Written problem
Which lines in the records below contain the word "image"? Copy each one out.

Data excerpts

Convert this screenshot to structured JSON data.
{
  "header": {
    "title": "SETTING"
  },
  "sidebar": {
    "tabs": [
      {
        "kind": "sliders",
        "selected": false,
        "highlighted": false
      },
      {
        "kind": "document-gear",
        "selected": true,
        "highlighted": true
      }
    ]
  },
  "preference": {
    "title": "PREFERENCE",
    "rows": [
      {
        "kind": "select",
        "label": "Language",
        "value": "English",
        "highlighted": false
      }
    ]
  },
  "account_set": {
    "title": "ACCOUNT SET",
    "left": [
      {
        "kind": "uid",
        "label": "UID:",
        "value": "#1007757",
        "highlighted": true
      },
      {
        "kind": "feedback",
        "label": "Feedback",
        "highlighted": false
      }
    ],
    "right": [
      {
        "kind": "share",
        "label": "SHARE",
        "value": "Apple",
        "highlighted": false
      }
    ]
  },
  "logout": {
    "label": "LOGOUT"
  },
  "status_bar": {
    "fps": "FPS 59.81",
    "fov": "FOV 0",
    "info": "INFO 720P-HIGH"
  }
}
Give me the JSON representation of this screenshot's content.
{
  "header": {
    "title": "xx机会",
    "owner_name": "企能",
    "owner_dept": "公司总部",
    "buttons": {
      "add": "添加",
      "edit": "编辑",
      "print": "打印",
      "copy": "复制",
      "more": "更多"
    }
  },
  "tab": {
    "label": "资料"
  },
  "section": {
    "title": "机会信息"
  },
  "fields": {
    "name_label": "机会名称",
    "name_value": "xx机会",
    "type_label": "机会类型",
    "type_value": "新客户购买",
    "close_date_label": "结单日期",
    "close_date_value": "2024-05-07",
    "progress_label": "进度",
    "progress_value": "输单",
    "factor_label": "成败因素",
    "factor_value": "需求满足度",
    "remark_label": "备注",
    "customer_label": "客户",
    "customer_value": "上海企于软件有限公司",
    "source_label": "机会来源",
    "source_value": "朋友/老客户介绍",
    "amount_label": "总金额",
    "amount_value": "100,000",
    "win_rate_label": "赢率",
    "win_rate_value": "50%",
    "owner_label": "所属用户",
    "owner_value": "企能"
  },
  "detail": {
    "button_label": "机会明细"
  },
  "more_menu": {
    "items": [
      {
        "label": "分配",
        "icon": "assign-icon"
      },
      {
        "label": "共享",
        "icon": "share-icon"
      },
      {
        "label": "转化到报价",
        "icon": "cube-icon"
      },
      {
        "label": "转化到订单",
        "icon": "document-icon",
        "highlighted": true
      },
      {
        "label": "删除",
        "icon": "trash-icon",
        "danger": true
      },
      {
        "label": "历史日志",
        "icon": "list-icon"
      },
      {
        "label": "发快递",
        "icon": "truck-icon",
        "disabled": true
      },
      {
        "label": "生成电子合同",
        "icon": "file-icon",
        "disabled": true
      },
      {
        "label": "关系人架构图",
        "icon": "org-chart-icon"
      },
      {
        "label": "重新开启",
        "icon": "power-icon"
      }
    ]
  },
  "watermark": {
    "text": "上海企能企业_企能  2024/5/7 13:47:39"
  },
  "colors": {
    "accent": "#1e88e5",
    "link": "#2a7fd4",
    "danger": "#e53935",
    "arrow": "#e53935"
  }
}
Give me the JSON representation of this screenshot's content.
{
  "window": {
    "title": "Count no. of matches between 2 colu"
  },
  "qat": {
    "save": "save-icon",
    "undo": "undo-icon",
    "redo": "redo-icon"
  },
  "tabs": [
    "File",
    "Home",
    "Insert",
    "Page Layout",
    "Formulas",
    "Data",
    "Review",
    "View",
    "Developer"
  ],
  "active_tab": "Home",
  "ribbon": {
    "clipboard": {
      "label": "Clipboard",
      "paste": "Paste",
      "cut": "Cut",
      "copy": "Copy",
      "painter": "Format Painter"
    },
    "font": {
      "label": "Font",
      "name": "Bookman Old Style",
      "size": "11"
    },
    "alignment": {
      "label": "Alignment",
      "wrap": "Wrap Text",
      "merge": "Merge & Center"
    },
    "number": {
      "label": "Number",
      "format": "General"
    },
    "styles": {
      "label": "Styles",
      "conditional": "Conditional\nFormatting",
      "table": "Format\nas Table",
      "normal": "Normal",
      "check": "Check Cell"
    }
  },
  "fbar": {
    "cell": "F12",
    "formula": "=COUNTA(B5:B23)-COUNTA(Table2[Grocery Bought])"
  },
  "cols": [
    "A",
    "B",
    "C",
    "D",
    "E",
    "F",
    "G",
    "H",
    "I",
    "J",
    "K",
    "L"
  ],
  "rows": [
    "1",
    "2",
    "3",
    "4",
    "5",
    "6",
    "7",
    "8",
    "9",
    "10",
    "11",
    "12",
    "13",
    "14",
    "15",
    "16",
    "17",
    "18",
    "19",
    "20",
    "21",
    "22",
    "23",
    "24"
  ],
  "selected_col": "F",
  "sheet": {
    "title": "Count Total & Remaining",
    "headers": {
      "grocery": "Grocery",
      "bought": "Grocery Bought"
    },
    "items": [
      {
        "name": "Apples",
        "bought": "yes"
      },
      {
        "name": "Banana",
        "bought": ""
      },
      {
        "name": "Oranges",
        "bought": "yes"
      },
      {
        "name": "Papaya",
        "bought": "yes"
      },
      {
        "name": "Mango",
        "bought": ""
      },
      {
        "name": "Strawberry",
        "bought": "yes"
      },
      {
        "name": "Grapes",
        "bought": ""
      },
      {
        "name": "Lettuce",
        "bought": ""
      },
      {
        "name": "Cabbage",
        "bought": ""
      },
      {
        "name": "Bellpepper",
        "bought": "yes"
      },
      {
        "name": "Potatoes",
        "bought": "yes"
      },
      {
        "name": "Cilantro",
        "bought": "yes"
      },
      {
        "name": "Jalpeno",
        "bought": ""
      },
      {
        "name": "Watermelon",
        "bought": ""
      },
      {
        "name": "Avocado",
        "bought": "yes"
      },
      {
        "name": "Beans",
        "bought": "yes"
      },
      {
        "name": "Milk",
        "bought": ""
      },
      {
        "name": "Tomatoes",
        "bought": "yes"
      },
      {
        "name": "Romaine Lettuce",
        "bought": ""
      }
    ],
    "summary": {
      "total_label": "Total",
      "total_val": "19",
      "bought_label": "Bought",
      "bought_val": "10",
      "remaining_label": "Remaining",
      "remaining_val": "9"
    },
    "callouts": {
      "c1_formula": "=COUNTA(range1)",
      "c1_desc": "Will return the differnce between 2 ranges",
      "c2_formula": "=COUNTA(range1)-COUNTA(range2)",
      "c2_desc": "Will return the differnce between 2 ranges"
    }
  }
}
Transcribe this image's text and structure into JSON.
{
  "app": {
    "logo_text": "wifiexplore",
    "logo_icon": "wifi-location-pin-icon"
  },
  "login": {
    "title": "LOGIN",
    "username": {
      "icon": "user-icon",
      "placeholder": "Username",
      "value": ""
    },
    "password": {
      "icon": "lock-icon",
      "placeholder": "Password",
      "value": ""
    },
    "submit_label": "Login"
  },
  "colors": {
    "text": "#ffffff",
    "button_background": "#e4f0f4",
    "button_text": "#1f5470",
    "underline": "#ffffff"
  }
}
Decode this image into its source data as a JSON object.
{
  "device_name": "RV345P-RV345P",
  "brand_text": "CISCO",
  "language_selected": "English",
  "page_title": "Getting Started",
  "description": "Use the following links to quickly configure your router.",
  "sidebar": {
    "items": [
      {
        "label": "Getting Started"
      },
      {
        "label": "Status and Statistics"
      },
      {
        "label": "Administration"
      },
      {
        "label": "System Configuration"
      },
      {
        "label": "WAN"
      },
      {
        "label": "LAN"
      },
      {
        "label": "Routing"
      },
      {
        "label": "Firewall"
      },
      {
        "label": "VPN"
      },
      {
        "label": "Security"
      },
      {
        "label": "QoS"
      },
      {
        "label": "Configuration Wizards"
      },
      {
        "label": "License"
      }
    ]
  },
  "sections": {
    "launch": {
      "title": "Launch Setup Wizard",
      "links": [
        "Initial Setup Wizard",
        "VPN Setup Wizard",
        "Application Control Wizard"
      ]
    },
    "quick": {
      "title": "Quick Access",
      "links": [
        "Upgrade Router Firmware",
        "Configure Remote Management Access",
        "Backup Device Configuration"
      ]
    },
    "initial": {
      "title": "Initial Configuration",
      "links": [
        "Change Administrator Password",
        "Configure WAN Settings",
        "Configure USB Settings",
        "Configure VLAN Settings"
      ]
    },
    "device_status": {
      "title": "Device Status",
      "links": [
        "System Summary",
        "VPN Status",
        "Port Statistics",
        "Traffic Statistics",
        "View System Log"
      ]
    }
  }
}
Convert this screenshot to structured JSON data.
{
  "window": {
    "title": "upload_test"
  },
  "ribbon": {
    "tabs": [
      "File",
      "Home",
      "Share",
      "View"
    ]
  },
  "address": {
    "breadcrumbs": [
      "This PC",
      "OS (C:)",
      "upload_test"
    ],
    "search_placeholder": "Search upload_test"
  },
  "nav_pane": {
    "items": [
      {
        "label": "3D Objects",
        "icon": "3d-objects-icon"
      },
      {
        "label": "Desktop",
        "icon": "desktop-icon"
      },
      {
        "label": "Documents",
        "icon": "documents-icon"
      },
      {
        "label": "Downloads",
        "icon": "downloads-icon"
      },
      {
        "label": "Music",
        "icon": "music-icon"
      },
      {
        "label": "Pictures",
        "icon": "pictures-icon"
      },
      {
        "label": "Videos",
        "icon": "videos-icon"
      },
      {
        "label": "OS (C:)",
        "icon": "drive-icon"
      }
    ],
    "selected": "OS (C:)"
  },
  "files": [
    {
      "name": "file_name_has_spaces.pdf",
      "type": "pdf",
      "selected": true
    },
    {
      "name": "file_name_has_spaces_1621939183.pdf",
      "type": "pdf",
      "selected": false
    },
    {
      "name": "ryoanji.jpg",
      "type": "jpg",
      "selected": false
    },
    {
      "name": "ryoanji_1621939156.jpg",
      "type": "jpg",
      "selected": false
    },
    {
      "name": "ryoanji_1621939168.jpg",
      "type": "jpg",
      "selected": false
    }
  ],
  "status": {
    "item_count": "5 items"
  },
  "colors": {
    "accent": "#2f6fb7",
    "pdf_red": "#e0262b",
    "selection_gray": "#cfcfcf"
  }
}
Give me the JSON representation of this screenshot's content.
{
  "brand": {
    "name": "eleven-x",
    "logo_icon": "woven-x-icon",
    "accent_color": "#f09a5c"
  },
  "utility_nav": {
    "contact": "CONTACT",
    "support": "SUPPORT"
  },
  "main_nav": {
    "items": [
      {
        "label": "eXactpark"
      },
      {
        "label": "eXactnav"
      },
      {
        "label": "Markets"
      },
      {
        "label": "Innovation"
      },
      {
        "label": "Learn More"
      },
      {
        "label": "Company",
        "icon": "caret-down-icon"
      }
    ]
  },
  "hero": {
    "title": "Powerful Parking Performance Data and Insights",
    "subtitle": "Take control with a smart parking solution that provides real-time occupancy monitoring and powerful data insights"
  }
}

Written solution
Transcribe this image's text and structure into JSON.
Decode this image into its source data as a JSON object.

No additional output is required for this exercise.